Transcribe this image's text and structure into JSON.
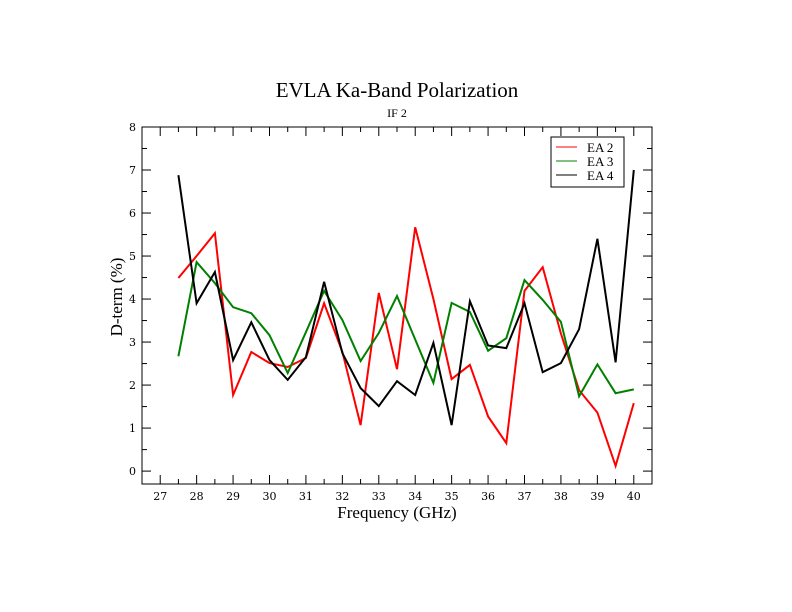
{
  "chart_data": {
    "type": "line",
    "title": "EVLA Ka-Band Polarization",
    "subtitle": "IF 2",
    "xlabel": "Frequency (GHz)",
    "ylabel": "D-term (%)",
    "xlim": [
      26.5,
      40.5
    ],
    "ylim": [
      -0.3,
      8
    ],
    "xticks": [
      27,
      28,
      29,
      30,
      31,
      32,
      33,
      34,
      35,
      36,
      37,
      38,
      39,
      40
    ],
    "xtick_labels": [
      "27",
      "28",
      "29",
      "30",
      "31",
      "32",
      "33",
      "34",
      "35",
      "36",
      "37",
      "38",
      "39",
      "40"
    ],
    "xminor_step": 0.5,
    "yticks": [
      0,
      1,
      2,
      3,
      4,
      5,
      6,
      7,
      8
    ],
    "ytick_labels": [
      "0",
      "1",
      "2",
      "3",
      "4",
      "5",
      "6",
      "7",
      "8"
    ],
    "yminor_step": 0.5,
    "grid": false,
    "legend_position": "top-right",
    "x": [
      27.5,
      28,
      28.5,
      29,
      29.5,
      30,
      30.5,
      31,
      31.5,
      32,
      32.5,
      33,
      33.5,
      34,
      34.5,
      35,
      35.5,
      36,
      36.5,
      37,
      37.5,
      38,
      38.5,
      39,
      39.5,
      40
    ],
    "series": [
      {
        "name": "EA 2",
        "color": "#ff0000",
        "values": [
          4.49,
          5.0,
          5.53,
          1.77,
          2.77,
          2.51,
          2.42,
          2.63,
          3.9,
          2.77,
          1.07,
          4.14,
          2.37,
          5.67,
          4.0,
          2.14,
          2.47,
          1.27,
          0.65,
          4.19,
          4.74,
          3.2,
          1.88,
          1.36,
          0.12,
          1.58
        ]
      },
      {
        "name": "EA 3",
        "color": "#008000",
        "values": [
          2.67,
          4.86,
          4.37,
          3.81,
          3.67,
          3.16,
          2.28,
          3.23,
          4.19,
          3.51,
          2.56,
          3.21,
          4.07,
          3.06,
          2.05,
          3.91,
          3.7,
          2.8,
          3.09,
          4.44,
          3.98,
          3.47,
          1.74,
          2.48,
          1.81,
          1.9
        ]
      },
      {
        "name": "EA 4",
        "color": "#000000",
        "values": [
          6.88,
          3.9,
          4.63,
          2.58,
          3.46,
          2.58,
          2.12,
          2.65,
          4.4,
          2.74,
          1.93,
          1.51,
          2.09,
          1.77,
          2.98,
          1.07,
          3.95,
          2.92,
          2.86,
          3.9,
          2.3,
          2.51,
          3.3,
          5.4,
          2.53,
          7.0
        ]
      }
    ]
  }
}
..............................
Problem description
Exactly reproduce each record, leaving out any pictures.

Finished task
Transcribe this image's text and structure into JSON.
{
  "chart_data": {
    "type": "line",
    "title": "EVLA Ka-Band Polarization",
    "subtitle": "IF 2",
    "xlabel": "Frequency (GHz)",
    "ylabel": "D-term (%)",
    "xlim": [
      26.5,
      40.5
    ],
    "ylim": [
      -0.3,
      8
    ],
    "xticks": [
      27,
      28,
      29,
      30,
      31,
      32,
      33,
      34,
      35,
      36,
      37,
      38,
      39,
      40
    ],
    "xtick_labels": [
      "27",
      "28",
      "29",
      "30",
      "31",
      "32",
      "33",
      "34",
      "35",
      "36",
      "37",
      "38",
      "39",
      "40"
    ],
    "xminor_step": 0.5,
    "yticks": [
      0,
      1,
      2,
      3,
      4,
      5,
      6,
      7,
      8
    ],
    "ytick_labels": [
      "0",
      "1",
      "2",
      "3",
      "4",
      "5",
      "6",
      "7",
      "8"
    ],
    "yminor_step": 0.5,
    "grid": false,
    "legend_position": "top-right",
    "x": [
      27.5,
      28,
      28.5,
      29,
      29.5,
      30,
      30.5,
      31,
      31.5,
      32,
      32.5,
      33,
      33.5,
      34,
      34.5,
      35,
      35.5,
      36,
      36.5,
      37,
      37.5,
      38,
      38.5,
      39,
      39.5,
      40
    ],
    "series": [
      {
        "name": "EA 2",
        "color": "#ff0000",
        "values": [
          4.49,
          5.0,
          5.53,
          1.77,
          2.77,
          2.51,
          2.42,
          2.63,
          3.9,
          2.77,
          1.07,
          4.14,
          2.37,
          5.67,
          4.0,
          2.14,
          2.47,
          1.27,
          0.65,
          4.19,
          4.74,
          3.2,
          1.88,
          1.36,
          0.12,
          1.58
        ]
      },
      {
        "name": "EA 3",
        "color": "#008000",
        "values": [
          2.67,
          4.86,
          4.37,
          3.81,
          3.67,
          3.16,
          2.28,
          3.23,
          4.19,
          3.51,
          2.56,
          3.21,
          4.07,
          3.06,
          2.05,
          3.91,
          3.7,
          2.8,
          3.09,
          4.44,
          3.98,
          3.47,
          1.74,
          2.48,
          1.81,
          1.9
        ]
      },
      {
        "name": "EA 4",
        "color": "#000000",
        "values": [
          6.88,
          3.9,
          4.63,
          2.58,
          3.46,
          2.58,
          2.12,
          2.65,
          4.4,
          2.74,
          1.93,
          1.51,
          2.09,
          1.77,
          2.98,
          1.07,
          3.95,
          2.92,
          2.86,
          3.9,
          2.3,
          2.51,
          3.3,
          5.4,
          2.53,
          7.0
        ]
      }
    ]
  }
}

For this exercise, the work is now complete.